● **Written request**: Show all lines holding the string "Niemcy".

● **Record extracts**:

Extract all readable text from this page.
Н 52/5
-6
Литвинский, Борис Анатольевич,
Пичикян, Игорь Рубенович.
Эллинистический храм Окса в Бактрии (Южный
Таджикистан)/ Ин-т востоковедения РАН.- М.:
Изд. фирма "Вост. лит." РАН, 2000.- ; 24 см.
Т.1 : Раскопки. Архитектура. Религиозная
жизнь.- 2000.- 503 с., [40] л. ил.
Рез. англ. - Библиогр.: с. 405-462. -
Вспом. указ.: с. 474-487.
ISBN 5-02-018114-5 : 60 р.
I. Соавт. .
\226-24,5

...

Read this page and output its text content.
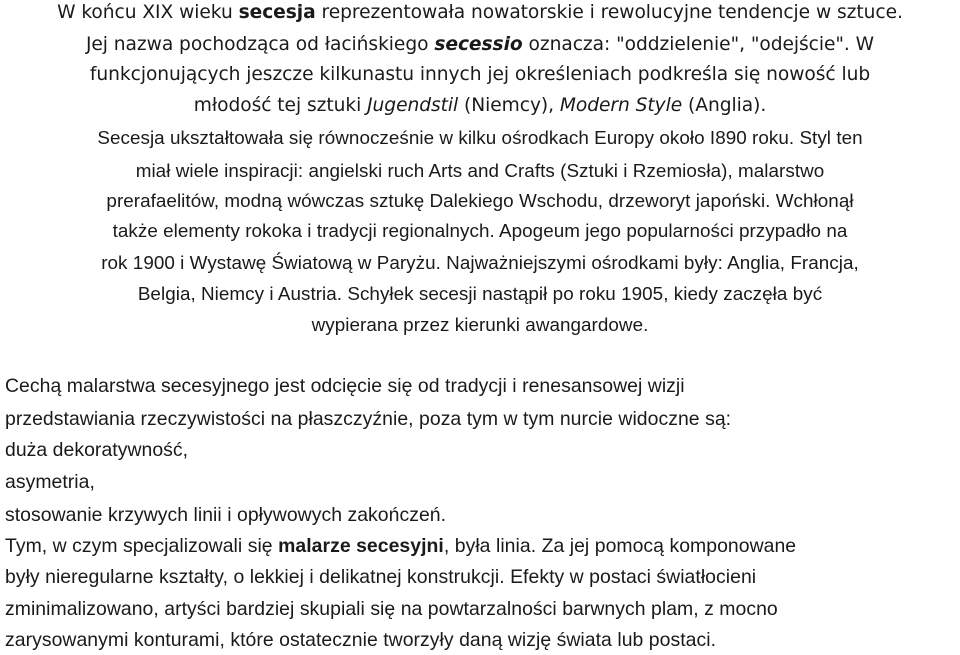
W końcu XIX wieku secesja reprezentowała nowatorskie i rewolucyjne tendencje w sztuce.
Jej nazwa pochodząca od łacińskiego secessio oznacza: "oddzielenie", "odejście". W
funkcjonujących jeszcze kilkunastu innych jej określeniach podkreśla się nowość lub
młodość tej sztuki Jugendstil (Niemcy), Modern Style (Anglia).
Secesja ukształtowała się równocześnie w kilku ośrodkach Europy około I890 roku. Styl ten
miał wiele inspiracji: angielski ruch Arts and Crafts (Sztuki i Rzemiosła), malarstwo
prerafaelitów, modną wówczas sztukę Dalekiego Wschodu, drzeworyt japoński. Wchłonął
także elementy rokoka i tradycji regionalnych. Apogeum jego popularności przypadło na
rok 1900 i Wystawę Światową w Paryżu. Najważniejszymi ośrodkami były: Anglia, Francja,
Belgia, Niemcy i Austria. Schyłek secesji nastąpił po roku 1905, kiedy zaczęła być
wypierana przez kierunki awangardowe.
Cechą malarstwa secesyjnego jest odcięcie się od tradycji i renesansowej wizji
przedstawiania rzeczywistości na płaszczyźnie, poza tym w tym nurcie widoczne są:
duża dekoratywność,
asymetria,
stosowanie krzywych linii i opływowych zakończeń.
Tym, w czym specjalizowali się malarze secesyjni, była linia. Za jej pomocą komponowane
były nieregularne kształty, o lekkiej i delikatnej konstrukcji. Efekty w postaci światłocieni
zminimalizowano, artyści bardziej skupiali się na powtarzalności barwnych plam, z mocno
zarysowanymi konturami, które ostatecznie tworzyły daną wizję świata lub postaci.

● **Exercise output**:
młodość tej sztuki Jugendstil (Niemcy), Modern Style (Anglia).
Belgia, Niemcy i Austria. Schyłek secesji nastąpił po roku 1905, kiedy zaczęła być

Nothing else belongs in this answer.